━━━ Texto proporcionado ━━━

Cuando se llega aquí, la situación es cada vez más grave
porque no se puede negar la dimensión social del ser humano. Ante las barreras
psicológicas, la persona encerrada en sí misma buscará paliativos virtuales,
gastronómicos o lúdicos para resolver de alguna manera su aislamiento y
compensar las carencias emocionales y afectivas. Todo lo compra: autoimagen,
personas, estatus, sexo. Vive una doble realidad: lo que es realmente y aquello
en lo que se está convirtiendo. El grado de patología llega a ser tan alto que
no soporta la vida tal como es.
Quien vive desconectado convierte su hogar o su vida en una
cárcel de sí mismo, en una muralla infranqueable. Cuando los demás ya no significan
nada para él, cuando los otros molestan, el núcleo de su existencia se va
apagando. Porque, aunque no quiera salir de sí mismo, en el fondo de su alma
llega a ser consciente de que la soledad como huida no es la solución.
La soledad, que podría ser un espacio de crecimiento, se
convierte para estas personas en una vía de escape que las margina cada vez más
del resto de la humanidad y que va deteriorando su personalidad.

━━━ Los datos ━━━

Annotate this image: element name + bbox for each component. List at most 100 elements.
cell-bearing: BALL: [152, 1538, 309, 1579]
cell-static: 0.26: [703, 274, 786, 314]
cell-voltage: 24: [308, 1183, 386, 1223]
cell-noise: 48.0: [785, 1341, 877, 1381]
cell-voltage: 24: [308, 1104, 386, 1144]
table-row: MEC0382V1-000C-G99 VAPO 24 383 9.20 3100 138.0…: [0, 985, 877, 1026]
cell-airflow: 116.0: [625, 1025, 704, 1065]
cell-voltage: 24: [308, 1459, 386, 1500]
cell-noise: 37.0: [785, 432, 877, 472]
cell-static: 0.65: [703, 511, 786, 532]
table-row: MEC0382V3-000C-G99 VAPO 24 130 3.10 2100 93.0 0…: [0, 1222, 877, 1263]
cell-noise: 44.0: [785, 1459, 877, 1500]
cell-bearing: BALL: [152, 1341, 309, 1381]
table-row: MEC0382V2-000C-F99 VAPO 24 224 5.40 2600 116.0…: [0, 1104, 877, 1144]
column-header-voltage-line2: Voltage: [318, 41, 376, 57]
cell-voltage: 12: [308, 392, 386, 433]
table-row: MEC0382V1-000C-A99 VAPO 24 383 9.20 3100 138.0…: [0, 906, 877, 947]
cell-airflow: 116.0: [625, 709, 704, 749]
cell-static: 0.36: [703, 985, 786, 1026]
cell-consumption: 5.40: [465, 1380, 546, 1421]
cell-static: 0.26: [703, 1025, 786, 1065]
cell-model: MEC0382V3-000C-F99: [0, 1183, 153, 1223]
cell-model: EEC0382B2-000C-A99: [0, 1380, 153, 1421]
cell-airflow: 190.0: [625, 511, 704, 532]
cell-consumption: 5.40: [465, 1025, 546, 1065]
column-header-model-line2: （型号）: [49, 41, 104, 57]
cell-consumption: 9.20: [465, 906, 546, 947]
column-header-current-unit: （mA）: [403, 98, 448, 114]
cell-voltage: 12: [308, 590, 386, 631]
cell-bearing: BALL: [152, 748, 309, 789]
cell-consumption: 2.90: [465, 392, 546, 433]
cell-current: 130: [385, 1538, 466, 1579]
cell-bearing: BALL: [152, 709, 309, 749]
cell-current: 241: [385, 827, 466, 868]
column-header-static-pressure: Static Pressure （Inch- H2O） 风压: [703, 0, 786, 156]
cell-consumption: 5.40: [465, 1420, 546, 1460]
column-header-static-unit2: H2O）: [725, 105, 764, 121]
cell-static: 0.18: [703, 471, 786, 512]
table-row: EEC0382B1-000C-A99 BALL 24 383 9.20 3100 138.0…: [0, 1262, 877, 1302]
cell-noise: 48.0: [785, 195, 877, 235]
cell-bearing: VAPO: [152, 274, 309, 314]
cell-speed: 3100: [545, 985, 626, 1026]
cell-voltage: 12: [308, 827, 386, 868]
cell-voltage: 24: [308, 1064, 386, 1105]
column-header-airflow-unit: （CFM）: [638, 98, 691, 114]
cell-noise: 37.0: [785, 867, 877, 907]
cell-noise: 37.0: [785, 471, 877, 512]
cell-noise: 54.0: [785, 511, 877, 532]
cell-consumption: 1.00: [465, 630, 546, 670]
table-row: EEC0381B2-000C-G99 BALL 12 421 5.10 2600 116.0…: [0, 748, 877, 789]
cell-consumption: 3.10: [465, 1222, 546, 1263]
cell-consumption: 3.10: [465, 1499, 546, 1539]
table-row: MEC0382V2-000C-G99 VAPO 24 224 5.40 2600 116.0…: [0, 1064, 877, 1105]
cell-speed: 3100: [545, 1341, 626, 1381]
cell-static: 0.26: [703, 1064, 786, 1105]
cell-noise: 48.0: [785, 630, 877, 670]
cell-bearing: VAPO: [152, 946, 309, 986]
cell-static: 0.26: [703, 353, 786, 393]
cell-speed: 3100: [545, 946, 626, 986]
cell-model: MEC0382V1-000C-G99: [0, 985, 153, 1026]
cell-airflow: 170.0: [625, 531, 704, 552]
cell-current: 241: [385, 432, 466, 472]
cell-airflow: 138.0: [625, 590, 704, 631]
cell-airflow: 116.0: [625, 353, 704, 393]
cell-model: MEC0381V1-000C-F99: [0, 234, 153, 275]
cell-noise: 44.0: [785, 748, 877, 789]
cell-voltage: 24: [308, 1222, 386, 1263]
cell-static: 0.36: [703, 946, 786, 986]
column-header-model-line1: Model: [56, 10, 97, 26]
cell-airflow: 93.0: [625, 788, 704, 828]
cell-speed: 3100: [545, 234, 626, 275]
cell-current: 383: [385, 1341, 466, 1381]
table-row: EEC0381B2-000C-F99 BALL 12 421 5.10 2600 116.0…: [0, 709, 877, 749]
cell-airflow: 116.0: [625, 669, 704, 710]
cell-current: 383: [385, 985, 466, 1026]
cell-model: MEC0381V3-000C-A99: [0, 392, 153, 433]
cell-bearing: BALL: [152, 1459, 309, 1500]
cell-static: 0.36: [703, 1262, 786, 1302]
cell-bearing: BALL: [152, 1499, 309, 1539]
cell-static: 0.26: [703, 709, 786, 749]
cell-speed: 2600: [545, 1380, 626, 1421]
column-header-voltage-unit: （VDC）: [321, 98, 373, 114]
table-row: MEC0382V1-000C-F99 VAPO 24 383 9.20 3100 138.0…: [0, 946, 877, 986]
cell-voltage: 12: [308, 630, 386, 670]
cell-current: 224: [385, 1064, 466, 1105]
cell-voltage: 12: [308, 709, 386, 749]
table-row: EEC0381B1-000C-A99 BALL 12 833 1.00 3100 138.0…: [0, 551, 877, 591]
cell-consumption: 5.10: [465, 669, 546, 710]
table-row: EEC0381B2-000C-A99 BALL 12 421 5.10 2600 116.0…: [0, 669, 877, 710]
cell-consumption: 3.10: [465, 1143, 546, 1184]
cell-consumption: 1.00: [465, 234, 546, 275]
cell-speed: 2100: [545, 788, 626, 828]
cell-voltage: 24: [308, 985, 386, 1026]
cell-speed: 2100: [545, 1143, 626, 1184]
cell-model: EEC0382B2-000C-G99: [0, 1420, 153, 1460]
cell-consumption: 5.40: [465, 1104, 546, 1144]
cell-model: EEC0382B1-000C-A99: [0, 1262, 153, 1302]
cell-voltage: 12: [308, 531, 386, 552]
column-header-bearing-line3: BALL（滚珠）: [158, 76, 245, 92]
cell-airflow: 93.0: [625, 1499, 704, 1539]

━━━

▸ **Conjunto de tareas**:
a) Según el texto sobre la soledad y el aislamiento, ¿en qué convierte su hogar o su vida quien vive desconectado?
b) ¿Qué cosas dice el texto sobre la soledad y el aislamiento que compra la persona encerrada en sí misma? Enumérelas todas.
c) Prosiga el texto sobre la soledad y el aislamiento a partir de su última oración.

▸ **Resultados por tarea**:
a) En una cárcel de sí mismo, en una muralla infranqueable.

b) Autoimagen, personas, estatus y sexo.

c)
Son muchas las personas que, quizás sin saberlo, han
convertido su vida en una prisión de sí mismos. Viven entre los barrotes del yo
porque no han sabido, quizás, digerir situaciones dolorosas, enfermedades,
rupturas emocionales, pérdidas laborales o profesionales, crisis o fracasos.
Algunas han comenzado ese encierro al fallecer un ser querido. Deciden entonces
culpar a los demás, a la familia, a la sociedad, a la suerte… escondiendo la
cabeza ante los hechos, porque respirar la realidad resulta demasiado exigente.
Es más fácil encerrarse en su mundo que salir de uno mismo. Cuando miras a
estas personas a los ojos descubres un terrible abismo. Aunque dicen que hacen
lo que quieren, porque lo tienen todo y nadie les pone límites, se están
enfrentando al peor de los fantasmas: el vacío. Su carácter se vuelve bipolar,
inestable, colérico. Se sumen en constantes contradicciones, les falta armonía
y esto se refleja en sus rostros. Pueden aparentar una momentánea satisfacción
y tranquilidad, pero de pronto estallan y se convierten en un auténtico
huracán. Es entonces cuando la pérdida de su identidad se manifiesta en toda su
violencia.
Necesitan vivir en una burbuja, en una atmósfera de
autocomplacencia. La brisa de la realidad las dispara y no pueden controlarse.
Su aparente normalidad social es un disfraz para tapar su carencia, porque
tienen que sobrevivir y aparentar que son alguien. Pero detrás esconden miedos,
inseguridad e incapacidad para afrontar cara a cara lo que viven y lo que les
ha pasado. En vez de reflexionar, meditar y buscar el silencio que les
permitiría ver claro, prefieren una soledad vivida como aislamiento. Es una
estrategia defensiva para proteger su fragilidad extrema.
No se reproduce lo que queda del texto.